** start **
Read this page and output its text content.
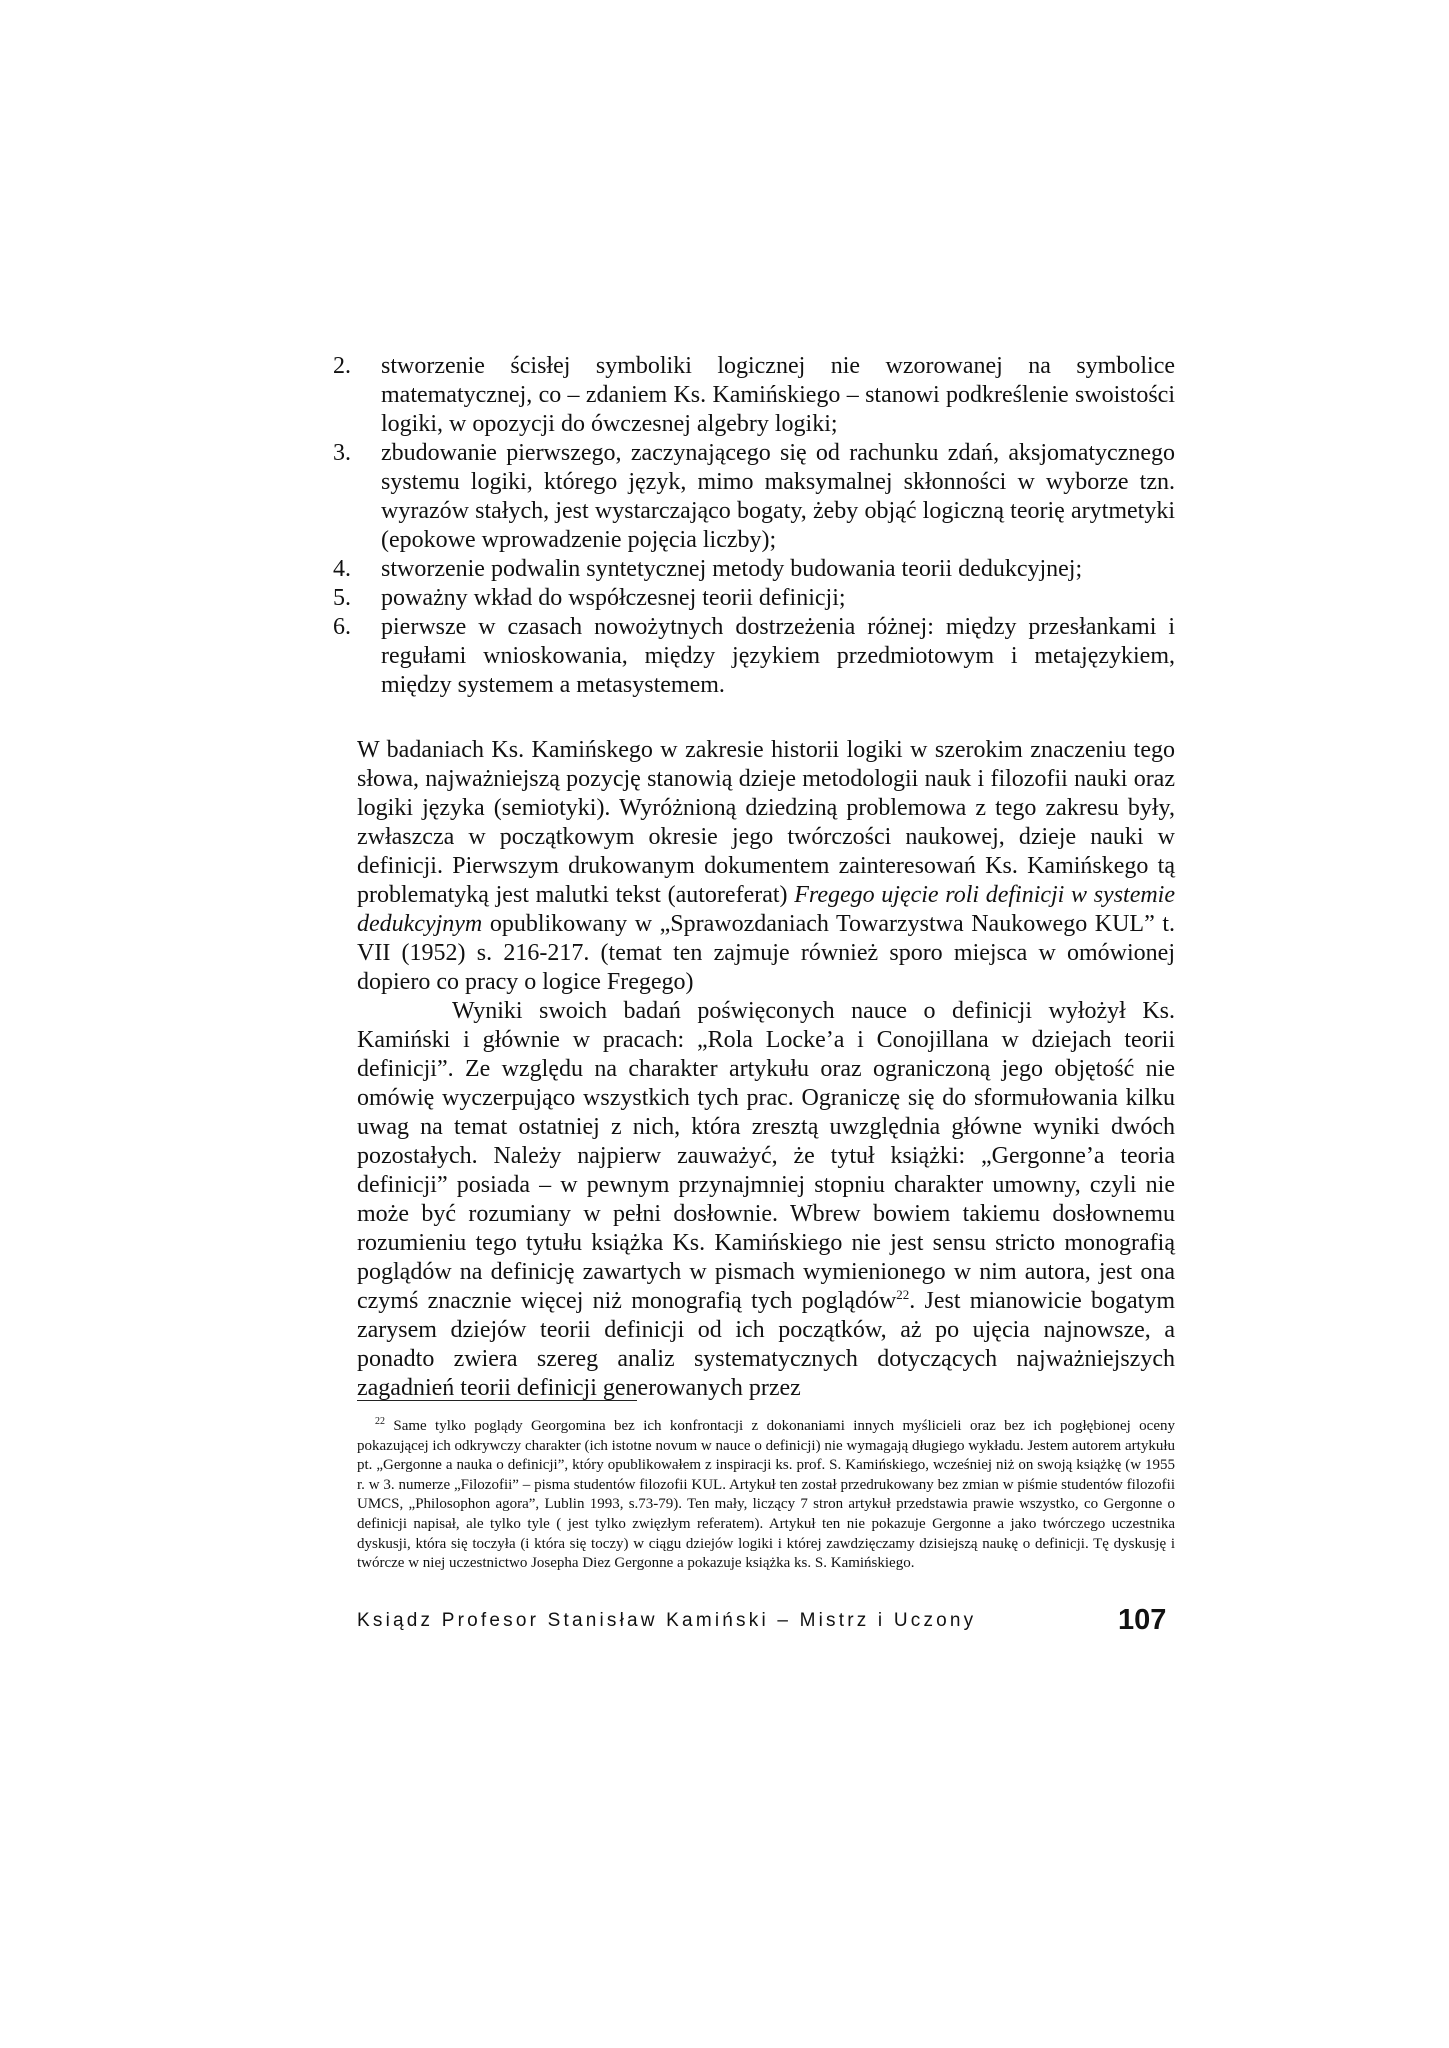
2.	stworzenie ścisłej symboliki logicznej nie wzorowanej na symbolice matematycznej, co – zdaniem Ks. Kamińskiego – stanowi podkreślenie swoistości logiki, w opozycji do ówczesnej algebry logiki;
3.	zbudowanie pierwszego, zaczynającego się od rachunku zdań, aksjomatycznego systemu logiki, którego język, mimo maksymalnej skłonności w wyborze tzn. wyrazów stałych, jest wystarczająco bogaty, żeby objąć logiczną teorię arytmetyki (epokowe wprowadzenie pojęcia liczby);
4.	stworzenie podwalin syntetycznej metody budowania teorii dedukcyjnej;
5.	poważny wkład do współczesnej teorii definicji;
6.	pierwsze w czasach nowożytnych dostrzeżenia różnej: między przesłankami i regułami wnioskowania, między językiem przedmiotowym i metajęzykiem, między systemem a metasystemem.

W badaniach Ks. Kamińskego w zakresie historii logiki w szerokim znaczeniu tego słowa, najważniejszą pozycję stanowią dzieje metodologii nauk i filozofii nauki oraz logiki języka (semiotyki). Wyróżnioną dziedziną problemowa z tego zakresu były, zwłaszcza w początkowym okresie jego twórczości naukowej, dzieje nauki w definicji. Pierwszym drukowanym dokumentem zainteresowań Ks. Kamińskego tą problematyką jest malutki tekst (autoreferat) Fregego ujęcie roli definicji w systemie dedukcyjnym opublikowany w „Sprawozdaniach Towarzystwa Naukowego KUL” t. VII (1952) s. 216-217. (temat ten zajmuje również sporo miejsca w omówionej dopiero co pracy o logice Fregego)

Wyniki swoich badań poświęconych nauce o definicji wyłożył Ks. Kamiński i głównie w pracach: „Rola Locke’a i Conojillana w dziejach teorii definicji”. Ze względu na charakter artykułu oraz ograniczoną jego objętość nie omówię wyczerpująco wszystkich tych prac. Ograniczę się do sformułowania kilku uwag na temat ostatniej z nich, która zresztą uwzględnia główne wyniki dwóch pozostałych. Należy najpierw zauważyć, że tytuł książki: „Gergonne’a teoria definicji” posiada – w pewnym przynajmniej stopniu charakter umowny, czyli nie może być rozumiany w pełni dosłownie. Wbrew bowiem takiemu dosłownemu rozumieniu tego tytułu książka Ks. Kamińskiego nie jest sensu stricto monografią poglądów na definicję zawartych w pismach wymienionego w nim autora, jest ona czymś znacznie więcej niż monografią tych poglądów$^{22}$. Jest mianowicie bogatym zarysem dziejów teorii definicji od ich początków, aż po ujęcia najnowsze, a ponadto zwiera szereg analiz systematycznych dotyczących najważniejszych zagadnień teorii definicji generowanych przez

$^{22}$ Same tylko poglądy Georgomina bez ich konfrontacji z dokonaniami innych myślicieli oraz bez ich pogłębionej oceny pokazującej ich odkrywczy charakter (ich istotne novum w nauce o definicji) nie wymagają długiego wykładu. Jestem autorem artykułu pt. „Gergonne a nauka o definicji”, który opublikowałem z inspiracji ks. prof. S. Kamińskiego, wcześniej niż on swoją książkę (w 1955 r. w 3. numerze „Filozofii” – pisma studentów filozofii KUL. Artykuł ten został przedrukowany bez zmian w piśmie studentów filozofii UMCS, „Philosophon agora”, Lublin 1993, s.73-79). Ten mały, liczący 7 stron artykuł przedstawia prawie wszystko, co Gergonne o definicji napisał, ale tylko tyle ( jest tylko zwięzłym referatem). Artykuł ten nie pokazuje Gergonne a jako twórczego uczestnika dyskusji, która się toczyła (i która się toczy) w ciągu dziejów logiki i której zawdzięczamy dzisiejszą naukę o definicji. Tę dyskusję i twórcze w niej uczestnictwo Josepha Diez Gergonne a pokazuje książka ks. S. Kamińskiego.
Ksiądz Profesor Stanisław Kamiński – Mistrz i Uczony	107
** end **
** start **
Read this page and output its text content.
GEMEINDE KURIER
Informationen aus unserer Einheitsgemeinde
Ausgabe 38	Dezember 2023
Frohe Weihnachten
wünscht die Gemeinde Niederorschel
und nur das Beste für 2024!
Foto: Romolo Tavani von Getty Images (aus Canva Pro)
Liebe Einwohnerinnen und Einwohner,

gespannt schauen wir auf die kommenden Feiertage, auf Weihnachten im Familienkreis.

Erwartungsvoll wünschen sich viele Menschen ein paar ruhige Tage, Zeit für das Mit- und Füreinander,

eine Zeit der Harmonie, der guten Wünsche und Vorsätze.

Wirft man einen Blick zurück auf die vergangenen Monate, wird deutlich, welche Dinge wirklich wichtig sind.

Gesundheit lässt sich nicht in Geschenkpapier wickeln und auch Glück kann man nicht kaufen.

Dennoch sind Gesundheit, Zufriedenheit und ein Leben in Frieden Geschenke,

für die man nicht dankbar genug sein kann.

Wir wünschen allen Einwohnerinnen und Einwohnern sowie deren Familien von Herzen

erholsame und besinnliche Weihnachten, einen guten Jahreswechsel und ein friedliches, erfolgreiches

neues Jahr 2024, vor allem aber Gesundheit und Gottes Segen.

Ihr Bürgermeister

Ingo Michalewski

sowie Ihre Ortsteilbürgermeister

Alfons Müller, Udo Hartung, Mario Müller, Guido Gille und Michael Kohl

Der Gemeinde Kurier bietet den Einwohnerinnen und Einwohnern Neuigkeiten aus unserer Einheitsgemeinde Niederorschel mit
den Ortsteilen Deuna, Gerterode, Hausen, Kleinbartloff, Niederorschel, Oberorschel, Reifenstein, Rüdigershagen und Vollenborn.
** end **
* **TASK BRIEF**: Determine the number of lines where the string "unserer" occurs, and give that number only.

* **ANSWER FOR THIS EXERCISE**: 2